Go through the material and write it all out exactly, minus the pictures.

• ENTRIES:
# # # # # # #

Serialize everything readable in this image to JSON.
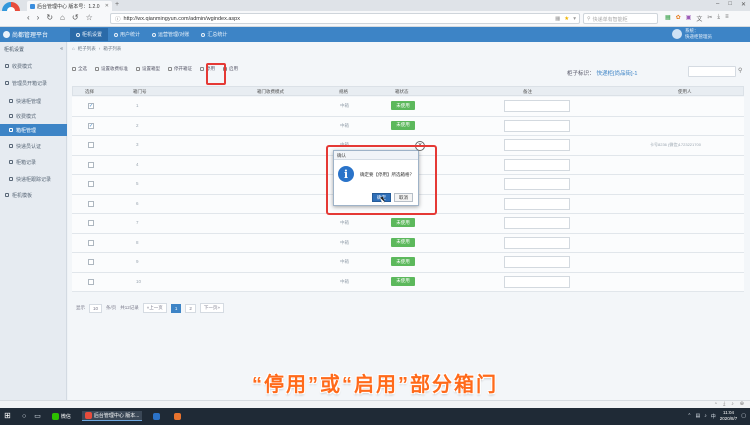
{
  "browser": {
    "tab_title": "后台管理中心 版本号：1.2.0",
    "new_tab": "+",
    "url": "http://wx.qianmingyun.com/admin/wgindex.aspx",
    "search_placeholder": "快递单有智能柜",
    "win_min": "–",
    "win_max": "□",
    "win_close": "✕"
  },
  "app": {
    "logo_text": "尚都管理平台",
    "tabs": [
      {
        "label": "柜机设置",
        "active": true
      },
      {
        "label": "用户统计",
        "active": false
      },
      {
        "label": "运营管理/对账",
        "active": false
      },
      {
        "label": "汇总统计",
        "active": false
      }
    ],
    "user_line1": "系统：",
    "user_line2": "快递柜管理员"
  },
  "sidebar": {
    "header": "柜机设置",
    "items": [
      {
        "label": "收费模式",
        "selected": false,
        "indent": false
      },
      {
        "label": "管理员开箱记录",
        "selected": false,
        "indent": false
      },
      {
        "label": "快递柜管理",
        "selected": false,
        "indent": true
      },
      {
        "label": "收费模式",
        "selected": false,
        "indent": true
      },
      {
        "label": "箱柜管理",
        "selected": true,
        "indent": true
      },
      {
        "label": "快递员认证",
        "selected": false,
        "indent": true
      },
      {
        "label": "柜箱记录",
        "selected": false,
        "indent": true
      },
      {
        "label": "快递柜跟踪记录",
        "selected": false,
        "indent": true
      },
      {
        "label": "柜机模板",
        "selected": false,
        "indent": false
      }
    ]
  },
  "breadcrumb": [
    "柜子列表",
    "›",
    "箱子列表"
  ],
  "toolbar": {
    "items": [
      "全选",
      "设置收费标准",
      "设置箱型",
      "停开箱证",
      "停用",
      "启用"
    ]
  },
  "cabinet": {
    "label": "柜子标识：",
    "value": "快递柜[尚品街]-1"
  },
  "table": {
    "headers": [
      "选择",
      "箱门号",
      "箱门收费模式",
      "规格",
      "箱状态",
      "备注",
      "使用人"
    ],
    "rows": [
      {
        "checked": true,
        "num": "1",
        "size": "中箱",
        "status": "未使用",
        "user": ""
      },
      {
        "checked": true,
        "num": "2",
        "size": "中箱",
        "status": "未使用",
        "user": ""
      },
      {
        "checked": false,
        "num": "3",
        "size": "中箱",
        "status": "",
        "user": "卡号8236 (微信)1723221700"
      },
      {
        "checked": false,
        "num": "4",
        "size": "中箱",
        "status": "",
        "user": ""
      },
      {
        "checked": false,
        "num": "5",
        "size": "中箱",
        "status": "",
        "user": ""
      },
      {
        "checked": false,
        "num": "6",
        "size": "中箱",
        "status": "",
        "user": ""
      },
      {
        "checked": false,
        "num": "7",
        "size": "中箱",
        "status": "未使用",
        "user": ""
      },
      {
        "checked": false,
        "num": "8",
        "size": "中箱",
        "status": "未使用",
        "user": ""
      },
      {
        "checked": false,
        "num": "9",
        "size": "中箱",
        "status": "未使用",
        "user": ""
      },
      {
        "checked": false,
        "num": "10",
        "size": "中箱",
        "status": "未使用",
        "user": ""
      }
    ]
  },
  "pagination": {
    "show": "显示",
    "per_page": "10",
    "unit": "条/页",
    "total": "共12记录",
    "prev": "«上一页",
    "pages": [
      "1",
      "2"
    ],
    "current": "1",
    "next": "下一页»"
  },
  "dialog": {
    "title": "确认",
    "message": "确定要【停用】所选箱格？",
    "ok": "确定",
    "cancel": "取消",
    "close": "×"
  },
  "caption": "“停用”或“启用”部分箱门",
  "taskbar": {
    "apps": [
      {
        "label": "微信",
        "color": "#2dc100",
        "active": false
      },
      {
        "label": "后台管理中心 版本...",
        "color": "#e74c3c",
        "active": true
      },
      {
        "label": "",
        "color": "#2b73c9",
        "active": false
      },
      {
        "label": "",
        "color": "#e8732e",
        "active": false
      }
    ],
    "time": "11:04",
    "date": "2020/8/7"
  },
  "colors": {
    "header_blue": "#3d84c6",
    "highlight_red": "#e53935",
    "caption_orange": "#ff6a1a",
    "status_green": "#5cb85c"
  }
}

# # # # # # #

• IN RESPONSE:
Serialize everything readable in this image to JSON.
{
  "browser": {
    "tab_title": "后台管理中心 版本号：1.2.0",
    "new_tab": "+",
    "url": "http://wx.qianmingyun.com/admin/wgindex.aspx",
    "search_placeholder": "快递单有智能柜",
    "win_min": "–",
    "win_max": "□",
    "win_close": "✕"
  },
  "app": {
    "logo_text": "尚都管理平台",
    "tabs": [
      {
        "label": "柜机设置",
        "active": true
      },
      {
        "label": "用户统计",
        "active": false
      },
      {
        "label": "运营管理/对账",
        "active": false
      },
      {
        "label": "汇总统计",
        "active": false
      }
    ],
    "user_line1": "系统：",
    "user_line2": "快递柜管理员"
  },
  "sidebar": {
    "header": "柜机设置",
    "items": [
      {
        "label": "收费模式",
        "selected": false,
        "indent": false
      },
      {
        "label": "管理员开箱记录",
        "selected": false,
        "indent": false
      },
      {
        "label": "快递柜管理",
        "selected": false,
        "indent": true
      },
      {
        "label": "收费模式",
        "selected": false,
        "indent": true
      },
      {
        "label": "箱柜管理",
        "selected": true,
        "indent": true
      },
      {
        "label": "快递员认证",
        "selected": false,
        "indent": true
      },
      {
        "label": "柜箱记录",
        "selected": false,
        "indent": true
      },
      {
        "label": "快递柜跟踪记录",
        "selected": false,
        "indent": true
      },
      {
        "label": "柜机模板",
        "selected": false,
        "indent": false
      }
    ]
  },
  "breadcrumb": [
    "柜子列表",
    "›",
    "箱子列表"
  ],
  "toolbar": {
    "items": [
      "全选",
      "设置收费标准",
      "设置箱型",
      "停开箱证",
      "停用",
      "启用"
    ]
  },
  "cabinet": {
    "label": "柜子标识：",
    "value": "快递柜[尚品街]-1"
  },
  "table": {
    "headers": [
      "选择",
      "箱门号",
      "箱门收费模式",
      "规格",
      "箱状态",
      "备注",
      "使用人"
    ],
    "rows": [
      {
        "checked": true,
        "num": "1",
        "size": "中箱",
        "status": "未使用",
        "user": ""
      },
      {
        "checked": true,
        "num": "2",
        "size": "中箱",
        "status": "未使用",
        "user": ""
      },
      {
        "checked": false,
        "num": "3",
        "size": "中箱",
        "status": "",
        "user": "卡号8236 (微信)1723221700"
      },
      {
        "checked": false,
        "num": "4",
        "size": "中箱",
        "status": "",
        "user": ""
      },
      {
        "checked": false,
        "num": "5",
        "size": "中箱",
        "status": "",
        "user": ""
      },
      {
        "checked": false,
        "num": "6",
        "size": "中箱",
        "status": "",
        "user": ""
      },
      {
        "checked": false,
        "num": "7",
        "size": "中箱",
        "status": "未使用",
        "user": ""
      },
      {
        "checked": false,
        "num": "8",
        "size": "中箱",
        "status": "未使用",
        "user": ""
      },
      {
        "checked": false,
        "num": "9",
        "size": "中箱",
        "status": "未使用",
        "user": ""
      },
      {
        "checked": false,
        "num": "10",
        "size": "中箱",
        "status": "未使用",
        "user": ""
      }
    ]
  },
  "pagination": {
    "show": "显示",
    "per_page": "10",
    "unit": "条/页",
    "total": "共12记录",
    "prev": "«上一页",
    "pages": [
      "1",
      "2"
    ],
    "current": "1",
    "next": "下一页»"
  },
  "dialog": {
    "title": "确认",
    "message": "确定要【停用】所选箱格？",
    "ok": "确定",
    "cancel": "取消",
    "close": "×"
  },
  "caption": "“停用”或“启用”部分箱门",
  "taskbar": {
    "apps": [
      {
        "label": "微信",
        "color": "#2dc100",
        "active": false
      },
      {
        "label": "后台管理中心 版本...",
        "color": "#e74c3c",
        "active": true
      },
      {
        "label": "",
        "color": "#2b73c9",
        "active": false
      },
      {
        "label": "",
        "color": "#e8732e",
        "active": false
      }
    ],
    "time": "11:04",
    "date": "2020/8/7"
  },
  "colors": {
    "header_blue": "#3d84c6",
    "highlight_red": "#e53935",
    "caption_orange": "#ff6a1a",
    "status_green": "#5cb85c"
  }
}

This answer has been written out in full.